» Your objective: Copy every line of the records below, replacing each "x-tick-label" with "x-axis-tick". Leave everything else as it is.

[Dataset entries]
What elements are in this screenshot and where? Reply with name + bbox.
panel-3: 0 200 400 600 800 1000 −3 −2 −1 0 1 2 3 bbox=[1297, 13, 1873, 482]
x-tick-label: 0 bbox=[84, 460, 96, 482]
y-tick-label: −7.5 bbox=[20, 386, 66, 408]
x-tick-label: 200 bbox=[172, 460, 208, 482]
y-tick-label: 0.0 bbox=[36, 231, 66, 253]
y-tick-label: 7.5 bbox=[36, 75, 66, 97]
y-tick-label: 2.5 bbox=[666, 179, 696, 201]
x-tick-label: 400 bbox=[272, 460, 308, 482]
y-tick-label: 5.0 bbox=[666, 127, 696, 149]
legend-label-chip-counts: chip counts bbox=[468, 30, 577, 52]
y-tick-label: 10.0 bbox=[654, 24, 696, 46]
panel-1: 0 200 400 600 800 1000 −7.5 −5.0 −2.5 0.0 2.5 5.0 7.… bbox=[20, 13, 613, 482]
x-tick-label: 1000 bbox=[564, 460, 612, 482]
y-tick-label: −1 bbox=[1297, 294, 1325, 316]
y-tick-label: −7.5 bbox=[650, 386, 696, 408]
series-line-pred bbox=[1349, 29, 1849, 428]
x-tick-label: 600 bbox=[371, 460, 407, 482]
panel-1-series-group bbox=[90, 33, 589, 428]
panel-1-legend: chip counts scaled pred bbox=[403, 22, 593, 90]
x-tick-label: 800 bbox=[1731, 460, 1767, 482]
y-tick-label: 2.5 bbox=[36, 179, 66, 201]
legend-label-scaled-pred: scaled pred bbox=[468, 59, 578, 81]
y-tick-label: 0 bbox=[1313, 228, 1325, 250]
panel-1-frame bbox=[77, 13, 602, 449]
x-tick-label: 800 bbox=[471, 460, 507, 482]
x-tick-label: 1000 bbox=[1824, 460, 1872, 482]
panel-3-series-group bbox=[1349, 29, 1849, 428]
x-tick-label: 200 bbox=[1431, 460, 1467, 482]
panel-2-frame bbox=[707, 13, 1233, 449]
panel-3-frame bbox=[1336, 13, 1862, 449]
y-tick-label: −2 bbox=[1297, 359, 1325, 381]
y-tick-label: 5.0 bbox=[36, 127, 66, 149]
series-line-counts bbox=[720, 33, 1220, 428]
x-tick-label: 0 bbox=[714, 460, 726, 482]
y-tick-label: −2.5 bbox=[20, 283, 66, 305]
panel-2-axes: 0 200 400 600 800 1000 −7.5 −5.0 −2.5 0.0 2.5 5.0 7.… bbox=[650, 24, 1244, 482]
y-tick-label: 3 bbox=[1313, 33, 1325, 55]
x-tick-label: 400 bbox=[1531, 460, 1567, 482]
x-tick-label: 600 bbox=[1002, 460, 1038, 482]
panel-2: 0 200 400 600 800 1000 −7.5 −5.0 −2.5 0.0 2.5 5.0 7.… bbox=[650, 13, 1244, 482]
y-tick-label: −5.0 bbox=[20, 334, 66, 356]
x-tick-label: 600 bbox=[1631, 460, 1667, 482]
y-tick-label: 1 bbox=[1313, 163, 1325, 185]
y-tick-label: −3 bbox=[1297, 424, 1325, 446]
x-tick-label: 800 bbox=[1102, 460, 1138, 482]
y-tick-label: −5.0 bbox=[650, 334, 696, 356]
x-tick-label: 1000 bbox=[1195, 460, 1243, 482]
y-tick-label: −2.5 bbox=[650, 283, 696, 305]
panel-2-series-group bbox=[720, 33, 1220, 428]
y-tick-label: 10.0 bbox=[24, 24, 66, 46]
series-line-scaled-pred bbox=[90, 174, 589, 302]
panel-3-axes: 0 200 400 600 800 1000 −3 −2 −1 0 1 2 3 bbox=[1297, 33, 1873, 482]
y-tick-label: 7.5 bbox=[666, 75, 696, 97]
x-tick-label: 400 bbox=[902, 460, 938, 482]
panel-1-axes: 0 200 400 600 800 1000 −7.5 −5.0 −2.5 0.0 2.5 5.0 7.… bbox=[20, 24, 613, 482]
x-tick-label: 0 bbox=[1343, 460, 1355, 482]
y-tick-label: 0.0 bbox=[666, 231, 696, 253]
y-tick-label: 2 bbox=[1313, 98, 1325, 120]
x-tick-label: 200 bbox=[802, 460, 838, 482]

» Exercise result:
What elements are in this screenshot and where? Reply with name + bbox.
panel-3: 0 200 400 600 800 1000 −3 −2 −1 0 1 2 3 bbox=[1297, 13, 1873, 482]
x-axis-tick: 0 bbox=[84, 460, 96, 482]
y-tick-label: −7.5 bbox=[20, 386, 66, 408]
x-axis-tick: 200 bbox=[172, 460, 208, 482]
y-tick-label: 0.0 bbox=[36, 231, 66, 253]
y-tick-label: 7.5 bbox=[36, 75, 66, 97]
y-tick-label: 2.5 bbox=[666, 179, 696, 201]
x-axis-tick: 400 bbox=[272, 460, 308, 482]
y-tick-label: 5.0 bbox=[666, 127, 696, 149]
legend-label-chip-counts: chip counts bbox=[468, 30, 577, 52]
y-tick-label: 10.0 bbox=[654, 24, 696, 46]
panel-1: 0 200 400 600 800 1000 −7.5 −5.0 −2.5 0.0 2.5 5.0 7.… bbox=[20, 13, 613, 482]
x-axis-tick: 1000 bbox=[564, 460, 612, 482]
y-tick-label: −1 bbox=[1297, 294, 1325, 316]
y-tick-label: −7.5 bbox=[650, 386, 696, 408]
series-line-pred bbox=[1349, 29, 1849, 428]
x-axis-tick: 600 bbox=[371, 460, 407, 482]
panel-1-series-group bbox=[90, 33, 589, 428]
panel-1-legend: chip counts scaled pred bbox=[403, 22, 593, 90]
x-axis-tick: 800 bbox=[1731, 460, 1767, 482]
y-tick-label: 2.5 bbox=[36, 179, 66, 201]
legend-label-scaled-pred: scaled pred bbox=[468, 59, 578, 81]
y-tick-label: 0 bbox=[1313, 228, 1325, 250]
panel-1-frame bbox=[77, 13, 602, 449]
x-axis-tick: 800 bbox=[471, 460, 507, 482]
x-axis-tick: 1000 bbox=[1824, 460, 1872, 482]
panel-3-series-group bbox=[1349, 29, 1849, 428]
x-axis-tick: 200 bbox=[1431, 460, 1467, 482]
panel-2-frame bbox=[707, 13, 1233, 449]
panel-3-frame bbox=[1336, 13, 1862, 449]
y-tick-label: −2 bbox=[1297, 359, 1325, 381]
y-tick-label: 5.0 bbox=[36, 127, 66, 149]
series-line-counts bbox=[720, 33, 1220, 428]
x-axis-tick: 0 bbox=[714, 460, 726, 482]
y-tick-label: −2.5 bbox=[20, 283, 66, 305]
panel-2-axes: 0 200 400 600 800 1000 −7.5 −5.0 −2.5 0.0 2.5 5.0 7.… bbox=[650, 24, 1244, 482]
y-tick-label: 3 bbox=[1313, 33, 1325, 55]
x-axis-tick: 400 bbox=[1531, 460, 1567, 482]
x-axis-tick: 600 bbox=[1002, 460, 1038, 482]
panel-2: 0 200 400 600 800 1000 −7.5 −5.0 −2.5 0.0 2.5 5.0 7.… bbox=[650, 13, 1244, 482]
y-tick-label: −5.0 bbox=[20, 334, 66, 356]
x-axis-tick: 600 bbox=[1631, 460, 1667, 482]
y-tick-label: 1 bbox=[1313, 163, 1325, 185]
y-tick-label: −3 bbox=[1297, 424, 1325, 446]
x-axis-tick: 800 bbox=[1102, 460, 1138, 482]
y-tick-label: −5.0 bbox=[650, 334, 696, 356]
x-axis-tick: 1000 bbox=[1195, 460, 1243, 482]
y-tick-label: −2.5 bbox=[650, 283, 696, 305]
panel-2-series-group bbox=[720, 33, 1220, 428]
y-tick-label: 10.0 bbox=[24, 24, 66, 46]
series-line-scaled-pred bbox=[90, 174, 589, 302]
panel-3-axes: 0 200 400 600 800 1000 −3 −2 −1 0 1 2 3 bbox=[1297, 33, 1873, 482]
y-tick-label: 7.5 bbox=[666, 75, 696, 97]
x-axis-tick: 400 bbox=[902, 460, 938, 482]
panel-1-axes: 0 200 400 600 800 1000 −7.5 −5.0 −2.5 0.0 2.5 5.0 7.… bbox=[20, 24, 613, 482]
x-axis-tick: 0 bbox=[1343, 460, 1355, 482]
y-tick-label: 0.0 bbox=[666, 231, 696, 253]
y-tick-label: 2 bbox=[1313, 98, 1325, 120]
x-axis-tick: 200 bbox=[802, 460, 838, 482]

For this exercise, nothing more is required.